> [What is asked]: Reproduce a passage from the forum thread on auto rounds in revolvers, beginning at the words "Korth chambered their" and stopping after "I can find).".

> [Supplied text]:
Auto rounds in revolver?

Discussion in 'Centerfire Pistols & Revolvers' started by Vladimir, Sep 5, 2008.

  1. Vladimir

    Vladimir New Member

    Jan 29, 2008
    Issaquah WA
    I have seen very few revolvers that are designed/capable of shooting auto rounds, and I was just wondering why this is. Say what you will about any round, but is there a specific reason no one (or no one big) is making a revolver that can shoot the same rounds I'm putting through my auto? Sure would be nice to only have to buy one caliber :rolleyes:.

    Just wondering if there is an actual reason other than "that's the way it is."
  2. TranterUK

    TranterUK Guest

    Interesting. I always thought it was a matter of supply. Given vast quantities of .45acp and not so many .45 Colt, a little machining and some half or full moon clips, and your away!

  3. Vladimir

    Vladimir New Member

    Jan 29, 2008
    Issaquah WA
    Thats what I've seen before, some .45ACP revolvers- not sure if they were manufactured or machined that way, saw them at some gun shows. Specifically I'd love a .40 or even 9mm heh. Seems like there should be a reason they aren't made, otherwise it could be an awfully lucrative business deal you would think. I mean S&W comes out with the first/only 9mm revolver, regardless of what people think about 9mm etc. it is going to sell decently.
  4. artabr

    artabr New Member

    The S&W 547 was a 9mm revolver, the S&W 610 was a 10mm revolver ( I think it also could fire the 40 S&W, I might be wrong on this.)
    Korth chambered their revolvers in 9mm. (if you had about 5 or 6 grand :eek: :D).
    Ruger had the SP 101 and the Speed - Six in 9mm. They also chambered the Blackhawk in 9mm, 10mm, 40 S&W and 45ACP. They also chambered it in .30 carbine, while not a pistol cartridge, it is a rimless semi-auto type round.
    Tarus and some of the lesser known makers also produce or did produce such revolvers.

  5. Vladimir

    Vladimir New Member

    Jan 29, 2008
    Issaquah WA
    Thanks, there must be a reason they didn't really take off, which would explain why they aren't made much today (at least that I can find).

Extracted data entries
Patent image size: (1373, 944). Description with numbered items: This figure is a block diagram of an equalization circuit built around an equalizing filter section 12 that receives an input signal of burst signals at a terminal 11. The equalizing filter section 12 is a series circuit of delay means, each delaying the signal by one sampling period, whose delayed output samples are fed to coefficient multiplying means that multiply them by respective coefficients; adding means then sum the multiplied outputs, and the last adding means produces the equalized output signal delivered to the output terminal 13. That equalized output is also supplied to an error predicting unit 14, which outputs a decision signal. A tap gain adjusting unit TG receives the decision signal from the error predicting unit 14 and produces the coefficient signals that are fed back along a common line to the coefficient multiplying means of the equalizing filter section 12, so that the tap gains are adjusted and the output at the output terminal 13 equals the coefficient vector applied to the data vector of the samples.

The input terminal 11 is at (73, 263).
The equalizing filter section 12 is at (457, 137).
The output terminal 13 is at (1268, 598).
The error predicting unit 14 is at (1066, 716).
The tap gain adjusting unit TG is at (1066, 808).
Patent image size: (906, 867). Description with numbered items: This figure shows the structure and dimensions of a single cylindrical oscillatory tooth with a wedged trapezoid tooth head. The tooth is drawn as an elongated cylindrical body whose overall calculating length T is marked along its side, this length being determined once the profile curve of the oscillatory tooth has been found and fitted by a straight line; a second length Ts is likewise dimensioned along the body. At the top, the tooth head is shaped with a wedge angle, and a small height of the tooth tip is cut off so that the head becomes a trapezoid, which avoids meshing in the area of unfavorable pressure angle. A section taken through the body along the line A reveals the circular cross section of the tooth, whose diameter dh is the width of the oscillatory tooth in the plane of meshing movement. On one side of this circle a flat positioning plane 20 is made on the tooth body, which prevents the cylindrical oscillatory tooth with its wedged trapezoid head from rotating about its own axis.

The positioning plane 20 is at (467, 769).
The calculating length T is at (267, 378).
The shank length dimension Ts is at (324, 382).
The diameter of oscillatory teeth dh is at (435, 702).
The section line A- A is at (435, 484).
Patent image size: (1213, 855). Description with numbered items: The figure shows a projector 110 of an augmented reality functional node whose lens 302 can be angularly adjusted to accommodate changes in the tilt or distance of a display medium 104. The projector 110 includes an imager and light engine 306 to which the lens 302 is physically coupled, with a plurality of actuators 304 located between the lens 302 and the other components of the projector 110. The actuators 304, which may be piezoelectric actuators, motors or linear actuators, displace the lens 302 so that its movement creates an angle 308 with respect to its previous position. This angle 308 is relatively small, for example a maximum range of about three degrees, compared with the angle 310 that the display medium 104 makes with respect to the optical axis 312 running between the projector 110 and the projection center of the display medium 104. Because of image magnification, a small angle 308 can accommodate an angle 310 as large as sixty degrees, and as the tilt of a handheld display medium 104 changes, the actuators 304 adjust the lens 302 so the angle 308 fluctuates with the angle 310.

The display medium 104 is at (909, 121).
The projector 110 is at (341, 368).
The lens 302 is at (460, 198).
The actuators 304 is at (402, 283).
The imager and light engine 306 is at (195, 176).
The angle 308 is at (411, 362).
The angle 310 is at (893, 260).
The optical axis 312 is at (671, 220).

> [Task answer]:
Korth chambered their revolvers in 9mm. (if you had about 5 or 6 grand :eek: :D).
    Ruger had the SP 101 and the Speed - Six in 9mm. They also chambered the Blackhawk in 9mm, 10mm, 40 S&W and 45ACP. They also chambered it in .30 carbine, while not a pistol cartridge, it is a rimless semi-auto type round.
    Tarus and some of the lesser known makers also produce or did produce such revolvers.

  5. Vladimir

    Vladimir New Member

    Jan 29, 2008
    Issaquah WA
    Thanks, there must be a reason they didn't really take off, which would explain why they aren't made much today (at least that I can find).